## Your goal
Report, as a bare number, how many lines of the entries below contain "servicios".

== Information given ==

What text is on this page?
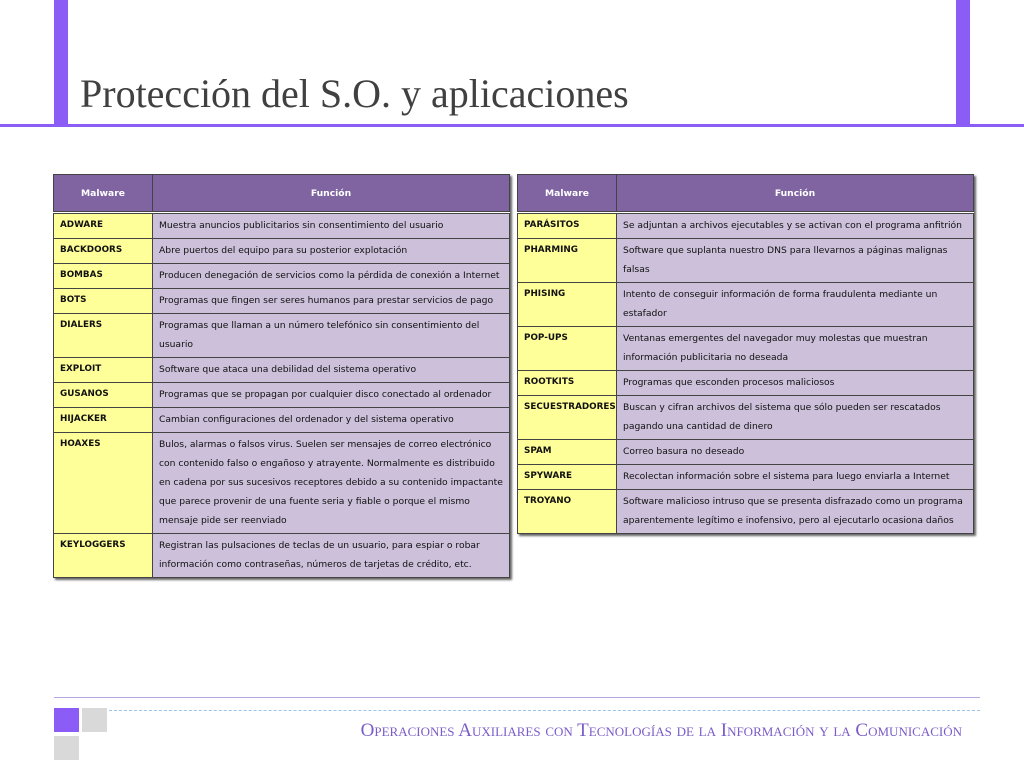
Protección del S.O. y aplicaciones
Malware	Función

ADWARE	Muestra anuncios publicitarios sin consentimiento del usuario
BACKDOORS	Abre puertos del equipo para su posterior explotación
BOMBAS	Producen denegación de servicios como la pérdida de conexión a Internet
BOTS	Programas que fingen ser seres humanos para prestar servicios de pago
DIALERS	Programas que llaman a un número telefónico sin consentimiento del usuario
EXPLOIT	Software que ataca una debilidad del sistema operativo
GUSANOS	Programas que se propagan por cualquier disco conectado al ordenador
HIJACKER	Cambian configuraciones del ordenador y del sistema operativo
HOAXES	Bulos, alarmas o falsos virus. Suelen ser mensajes de correo electrónico con contenido falso o engañoso y atrayente. Normalmente es distribuido en cadena por sus sucesivos receptores debido a su contenido impactante que parece provenir de una fuente seria y fiable o porque el mismo mensaje pide ser reenviado
KEYLOGGERS	Registran las pulsaciones de teclas de un usuario, para espiar o robar información como contraseñas, números de tarjetas de crédito, etc.
Malware	Función

PARÁSITOS	Se adjuntan a archivos ejecutables y se activan con el programa anfitrión
PHARMING	Software que suplanta nuestro DNS para llevarnos a páginas malignas falsas
PHISING	Intento de conseguir información de forma fraudulenta mediante un estafador
POP-UPS	Ventanas emergentes del navegador muy molestas que muestran información publicitaria no deseada
ROOTKITS	Programas que esconden procesos maliciosos
SECUESTRADORES	Buscan y cifran archivos del sistema que sólo pueden ser rescatados pagando una cantidad de dinero
SPAM	Correo basura no deseado
SPYWARE	Recolectan información sobre el sistema para luego enviarla a Internet
TROYANO	Software malicioso intruso que se presenta disfrazado como un programa aparentemente legítimo e inofensivo, pero al ejecutarlo ocasiona daños
Operaciones Auxiliares con Tecnologías de la Información y la Comunicación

===

## Reply
2